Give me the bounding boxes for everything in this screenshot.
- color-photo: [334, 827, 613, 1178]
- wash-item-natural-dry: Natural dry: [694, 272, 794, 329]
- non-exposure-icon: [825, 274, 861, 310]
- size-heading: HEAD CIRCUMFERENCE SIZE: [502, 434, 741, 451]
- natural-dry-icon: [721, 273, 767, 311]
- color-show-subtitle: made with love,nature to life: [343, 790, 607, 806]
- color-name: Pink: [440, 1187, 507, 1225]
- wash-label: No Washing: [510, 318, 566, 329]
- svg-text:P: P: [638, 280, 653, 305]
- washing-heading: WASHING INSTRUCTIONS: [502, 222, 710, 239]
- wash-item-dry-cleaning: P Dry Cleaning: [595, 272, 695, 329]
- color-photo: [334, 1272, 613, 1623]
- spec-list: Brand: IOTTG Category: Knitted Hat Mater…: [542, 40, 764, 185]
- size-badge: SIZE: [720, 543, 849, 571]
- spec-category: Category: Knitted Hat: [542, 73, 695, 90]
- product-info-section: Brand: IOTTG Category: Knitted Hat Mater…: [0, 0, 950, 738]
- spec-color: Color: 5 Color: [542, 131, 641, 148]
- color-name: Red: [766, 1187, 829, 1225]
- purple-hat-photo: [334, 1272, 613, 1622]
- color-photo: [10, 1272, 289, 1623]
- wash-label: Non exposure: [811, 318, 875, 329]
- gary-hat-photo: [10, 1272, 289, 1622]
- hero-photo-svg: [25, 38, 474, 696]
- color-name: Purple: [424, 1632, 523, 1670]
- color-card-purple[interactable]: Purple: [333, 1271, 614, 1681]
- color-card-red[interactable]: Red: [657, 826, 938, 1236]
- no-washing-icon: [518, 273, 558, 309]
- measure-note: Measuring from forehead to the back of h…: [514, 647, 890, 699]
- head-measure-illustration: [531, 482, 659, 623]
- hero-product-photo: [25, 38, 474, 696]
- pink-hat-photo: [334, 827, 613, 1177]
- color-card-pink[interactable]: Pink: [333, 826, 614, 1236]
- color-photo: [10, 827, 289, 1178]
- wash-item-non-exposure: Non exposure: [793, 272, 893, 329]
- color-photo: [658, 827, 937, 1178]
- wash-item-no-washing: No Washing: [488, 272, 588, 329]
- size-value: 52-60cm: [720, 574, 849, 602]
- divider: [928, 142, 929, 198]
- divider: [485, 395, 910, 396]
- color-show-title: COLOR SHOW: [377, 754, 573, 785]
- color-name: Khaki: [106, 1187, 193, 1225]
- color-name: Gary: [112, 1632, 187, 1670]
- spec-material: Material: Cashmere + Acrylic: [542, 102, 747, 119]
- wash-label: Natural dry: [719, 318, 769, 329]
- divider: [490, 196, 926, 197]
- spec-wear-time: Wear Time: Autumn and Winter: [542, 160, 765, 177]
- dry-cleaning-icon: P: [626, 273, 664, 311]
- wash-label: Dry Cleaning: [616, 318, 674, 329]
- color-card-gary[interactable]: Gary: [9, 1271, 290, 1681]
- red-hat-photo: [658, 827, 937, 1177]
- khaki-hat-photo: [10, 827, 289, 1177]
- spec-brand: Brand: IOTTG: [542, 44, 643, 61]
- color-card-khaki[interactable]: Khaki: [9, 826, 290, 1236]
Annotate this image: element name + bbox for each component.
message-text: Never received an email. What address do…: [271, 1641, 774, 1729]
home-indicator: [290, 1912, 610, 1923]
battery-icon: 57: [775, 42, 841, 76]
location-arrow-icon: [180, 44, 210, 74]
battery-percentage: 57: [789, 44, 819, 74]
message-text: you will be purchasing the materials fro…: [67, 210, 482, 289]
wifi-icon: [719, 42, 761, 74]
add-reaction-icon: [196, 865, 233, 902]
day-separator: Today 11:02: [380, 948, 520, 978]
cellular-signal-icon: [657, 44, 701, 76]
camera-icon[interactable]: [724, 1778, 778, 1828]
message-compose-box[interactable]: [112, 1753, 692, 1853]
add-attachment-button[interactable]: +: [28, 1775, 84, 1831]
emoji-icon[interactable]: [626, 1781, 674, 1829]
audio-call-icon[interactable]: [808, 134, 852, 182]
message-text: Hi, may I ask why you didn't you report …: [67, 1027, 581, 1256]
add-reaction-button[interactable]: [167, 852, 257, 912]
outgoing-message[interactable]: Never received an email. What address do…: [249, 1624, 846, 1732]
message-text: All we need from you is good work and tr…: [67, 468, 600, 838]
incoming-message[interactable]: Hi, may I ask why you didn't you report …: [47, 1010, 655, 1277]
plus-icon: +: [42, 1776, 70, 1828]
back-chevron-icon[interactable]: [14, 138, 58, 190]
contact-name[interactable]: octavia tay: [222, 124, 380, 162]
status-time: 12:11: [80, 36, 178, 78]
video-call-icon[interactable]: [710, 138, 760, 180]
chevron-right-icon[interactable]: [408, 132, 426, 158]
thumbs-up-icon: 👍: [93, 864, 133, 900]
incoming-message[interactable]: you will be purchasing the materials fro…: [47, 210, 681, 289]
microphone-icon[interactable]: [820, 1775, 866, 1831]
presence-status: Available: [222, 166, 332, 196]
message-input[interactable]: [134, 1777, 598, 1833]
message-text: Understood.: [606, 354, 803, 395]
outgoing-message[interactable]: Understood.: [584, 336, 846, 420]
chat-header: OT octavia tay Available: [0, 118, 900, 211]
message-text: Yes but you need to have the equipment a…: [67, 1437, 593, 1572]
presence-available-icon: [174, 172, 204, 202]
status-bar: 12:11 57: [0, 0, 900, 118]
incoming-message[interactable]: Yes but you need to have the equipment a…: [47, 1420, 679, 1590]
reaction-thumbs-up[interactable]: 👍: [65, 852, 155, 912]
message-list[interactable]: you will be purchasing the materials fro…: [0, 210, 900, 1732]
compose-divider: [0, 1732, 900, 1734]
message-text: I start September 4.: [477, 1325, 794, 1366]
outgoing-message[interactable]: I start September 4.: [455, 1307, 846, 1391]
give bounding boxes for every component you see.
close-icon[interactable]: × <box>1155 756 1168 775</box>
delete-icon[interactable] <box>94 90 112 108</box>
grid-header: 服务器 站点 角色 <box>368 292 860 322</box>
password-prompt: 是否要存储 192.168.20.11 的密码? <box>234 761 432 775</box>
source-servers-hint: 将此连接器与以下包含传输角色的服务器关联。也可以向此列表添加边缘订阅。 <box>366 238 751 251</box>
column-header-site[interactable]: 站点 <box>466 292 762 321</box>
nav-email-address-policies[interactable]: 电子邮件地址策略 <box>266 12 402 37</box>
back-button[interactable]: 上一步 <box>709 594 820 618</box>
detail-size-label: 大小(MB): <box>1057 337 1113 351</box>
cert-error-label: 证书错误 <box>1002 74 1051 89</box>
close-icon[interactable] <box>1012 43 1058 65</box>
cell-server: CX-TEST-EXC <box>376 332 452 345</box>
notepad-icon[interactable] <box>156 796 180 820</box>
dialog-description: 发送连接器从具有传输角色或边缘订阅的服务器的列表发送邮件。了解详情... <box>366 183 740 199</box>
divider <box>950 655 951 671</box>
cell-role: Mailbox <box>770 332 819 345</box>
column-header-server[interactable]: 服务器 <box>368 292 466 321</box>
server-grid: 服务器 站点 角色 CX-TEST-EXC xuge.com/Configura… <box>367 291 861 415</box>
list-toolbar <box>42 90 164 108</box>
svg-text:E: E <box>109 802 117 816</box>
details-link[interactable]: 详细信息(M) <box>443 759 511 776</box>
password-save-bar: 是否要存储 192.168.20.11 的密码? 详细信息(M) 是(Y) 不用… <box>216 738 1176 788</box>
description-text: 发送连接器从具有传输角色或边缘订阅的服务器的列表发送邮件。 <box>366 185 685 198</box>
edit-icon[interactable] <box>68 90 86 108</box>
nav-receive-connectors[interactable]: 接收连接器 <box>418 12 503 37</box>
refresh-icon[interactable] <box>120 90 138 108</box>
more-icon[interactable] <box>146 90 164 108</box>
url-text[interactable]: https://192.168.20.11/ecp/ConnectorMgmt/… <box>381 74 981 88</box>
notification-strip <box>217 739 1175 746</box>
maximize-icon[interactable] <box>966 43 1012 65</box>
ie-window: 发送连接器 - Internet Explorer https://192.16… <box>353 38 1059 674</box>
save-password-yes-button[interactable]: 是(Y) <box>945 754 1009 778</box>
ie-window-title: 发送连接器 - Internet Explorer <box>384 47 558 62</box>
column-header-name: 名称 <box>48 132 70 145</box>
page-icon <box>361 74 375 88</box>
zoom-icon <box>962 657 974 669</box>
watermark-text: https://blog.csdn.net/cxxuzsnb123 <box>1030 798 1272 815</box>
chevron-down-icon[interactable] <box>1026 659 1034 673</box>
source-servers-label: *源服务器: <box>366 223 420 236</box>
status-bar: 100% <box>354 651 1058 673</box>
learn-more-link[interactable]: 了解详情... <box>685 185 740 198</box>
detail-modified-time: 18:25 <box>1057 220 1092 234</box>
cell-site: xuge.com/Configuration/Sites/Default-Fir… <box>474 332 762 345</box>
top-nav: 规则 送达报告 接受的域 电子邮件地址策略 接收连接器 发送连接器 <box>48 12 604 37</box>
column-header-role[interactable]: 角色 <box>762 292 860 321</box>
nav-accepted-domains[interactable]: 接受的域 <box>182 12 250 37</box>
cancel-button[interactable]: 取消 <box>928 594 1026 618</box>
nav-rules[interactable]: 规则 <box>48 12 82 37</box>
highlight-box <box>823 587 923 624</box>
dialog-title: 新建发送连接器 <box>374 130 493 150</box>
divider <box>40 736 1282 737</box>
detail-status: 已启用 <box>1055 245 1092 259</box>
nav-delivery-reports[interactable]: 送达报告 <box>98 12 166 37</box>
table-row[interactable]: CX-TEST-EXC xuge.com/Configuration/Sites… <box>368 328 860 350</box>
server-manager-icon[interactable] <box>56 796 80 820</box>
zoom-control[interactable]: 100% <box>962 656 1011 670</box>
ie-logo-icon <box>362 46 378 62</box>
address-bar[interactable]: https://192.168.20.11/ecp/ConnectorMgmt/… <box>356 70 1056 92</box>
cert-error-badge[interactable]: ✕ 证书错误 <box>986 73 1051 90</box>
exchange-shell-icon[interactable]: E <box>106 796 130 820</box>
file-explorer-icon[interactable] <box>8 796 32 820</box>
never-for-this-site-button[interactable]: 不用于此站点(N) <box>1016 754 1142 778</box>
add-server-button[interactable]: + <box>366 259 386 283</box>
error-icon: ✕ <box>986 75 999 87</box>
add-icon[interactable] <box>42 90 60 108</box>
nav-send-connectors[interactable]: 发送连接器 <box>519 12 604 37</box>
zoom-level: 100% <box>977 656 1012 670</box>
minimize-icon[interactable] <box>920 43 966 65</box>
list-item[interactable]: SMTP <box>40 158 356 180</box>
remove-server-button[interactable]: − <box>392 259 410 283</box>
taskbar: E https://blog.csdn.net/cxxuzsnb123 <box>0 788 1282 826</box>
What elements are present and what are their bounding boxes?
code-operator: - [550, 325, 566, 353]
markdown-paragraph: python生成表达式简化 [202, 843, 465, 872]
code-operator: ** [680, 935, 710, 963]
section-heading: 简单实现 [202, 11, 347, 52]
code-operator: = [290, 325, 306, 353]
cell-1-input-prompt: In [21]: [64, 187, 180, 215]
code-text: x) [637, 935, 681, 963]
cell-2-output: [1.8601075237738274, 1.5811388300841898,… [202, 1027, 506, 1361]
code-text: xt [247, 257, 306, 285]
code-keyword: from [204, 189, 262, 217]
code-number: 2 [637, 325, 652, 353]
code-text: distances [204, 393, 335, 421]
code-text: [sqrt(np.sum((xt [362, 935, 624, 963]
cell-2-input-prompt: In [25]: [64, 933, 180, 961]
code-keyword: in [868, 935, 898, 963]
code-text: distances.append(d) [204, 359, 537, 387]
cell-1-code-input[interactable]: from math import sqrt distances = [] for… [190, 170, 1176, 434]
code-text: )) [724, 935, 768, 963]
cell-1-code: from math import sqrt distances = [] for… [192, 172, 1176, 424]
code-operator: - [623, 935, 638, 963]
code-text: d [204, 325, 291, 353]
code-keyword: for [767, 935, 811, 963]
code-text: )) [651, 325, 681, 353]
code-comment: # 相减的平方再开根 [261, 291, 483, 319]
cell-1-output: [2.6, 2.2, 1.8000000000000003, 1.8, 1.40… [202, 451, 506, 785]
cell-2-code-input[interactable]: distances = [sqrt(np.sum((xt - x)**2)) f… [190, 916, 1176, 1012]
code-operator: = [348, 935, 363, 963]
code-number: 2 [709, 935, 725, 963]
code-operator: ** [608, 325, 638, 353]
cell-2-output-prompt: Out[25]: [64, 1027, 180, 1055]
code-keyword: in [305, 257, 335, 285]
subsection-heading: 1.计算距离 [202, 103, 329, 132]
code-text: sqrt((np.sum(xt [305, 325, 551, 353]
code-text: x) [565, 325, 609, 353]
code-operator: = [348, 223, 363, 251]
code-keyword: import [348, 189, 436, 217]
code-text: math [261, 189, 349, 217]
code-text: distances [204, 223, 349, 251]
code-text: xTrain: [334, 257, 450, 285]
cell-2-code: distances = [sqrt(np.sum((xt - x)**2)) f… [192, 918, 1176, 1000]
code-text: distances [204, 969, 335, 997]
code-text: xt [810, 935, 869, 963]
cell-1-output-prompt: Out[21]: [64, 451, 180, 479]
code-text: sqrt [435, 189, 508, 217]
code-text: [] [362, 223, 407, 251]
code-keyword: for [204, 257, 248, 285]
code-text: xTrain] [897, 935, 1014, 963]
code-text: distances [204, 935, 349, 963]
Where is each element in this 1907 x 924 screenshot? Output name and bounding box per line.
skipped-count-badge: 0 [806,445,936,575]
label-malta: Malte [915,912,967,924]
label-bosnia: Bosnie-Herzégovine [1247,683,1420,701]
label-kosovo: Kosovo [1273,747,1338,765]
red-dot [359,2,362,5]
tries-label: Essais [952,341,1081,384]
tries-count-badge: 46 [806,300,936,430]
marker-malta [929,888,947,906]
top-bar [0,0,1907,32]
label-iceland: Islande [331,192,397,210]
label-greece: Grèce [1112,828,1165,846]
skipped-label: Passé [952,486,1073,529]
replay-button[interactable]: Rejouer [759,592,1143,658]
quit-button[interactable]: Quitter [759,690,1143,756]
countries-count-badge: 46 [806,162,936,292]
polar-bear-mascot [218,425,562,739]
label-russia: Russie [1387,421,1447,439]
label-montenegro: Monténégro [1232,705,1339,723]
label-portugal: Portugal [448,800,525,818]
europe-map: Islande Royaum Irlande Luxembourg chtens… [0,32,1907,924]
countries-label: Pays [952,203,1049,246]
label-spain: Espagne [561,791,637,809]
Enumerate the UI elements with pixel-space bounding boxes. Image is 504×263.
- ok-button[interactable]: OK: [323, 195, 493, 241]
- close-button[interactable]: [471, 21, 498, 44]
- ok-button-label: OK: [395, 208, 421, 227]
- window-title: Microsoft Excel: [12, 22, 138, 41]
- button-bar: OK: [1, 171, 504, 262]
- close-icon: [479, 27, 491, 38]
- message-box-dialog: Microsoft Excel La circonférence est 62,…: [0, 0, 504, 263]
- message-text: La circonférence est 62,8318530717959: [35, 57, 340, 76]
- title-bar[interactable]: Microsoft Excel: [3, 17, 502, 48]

Task goal:
Write out the lines word for word, beginning with the very first line and stopping after the line that contains "- non-exposure-icon: [825, 274, 861, 310]".

Result of this exercise:
Give me the bounding boxes for everything in this screenshot.
- color-photo: [334, 827, 613, 1178]
- wash-item-natural-dry: Natural dry: [694, 272, 794, 329]
- non-exposure-icon: [825, 274, 861, 310]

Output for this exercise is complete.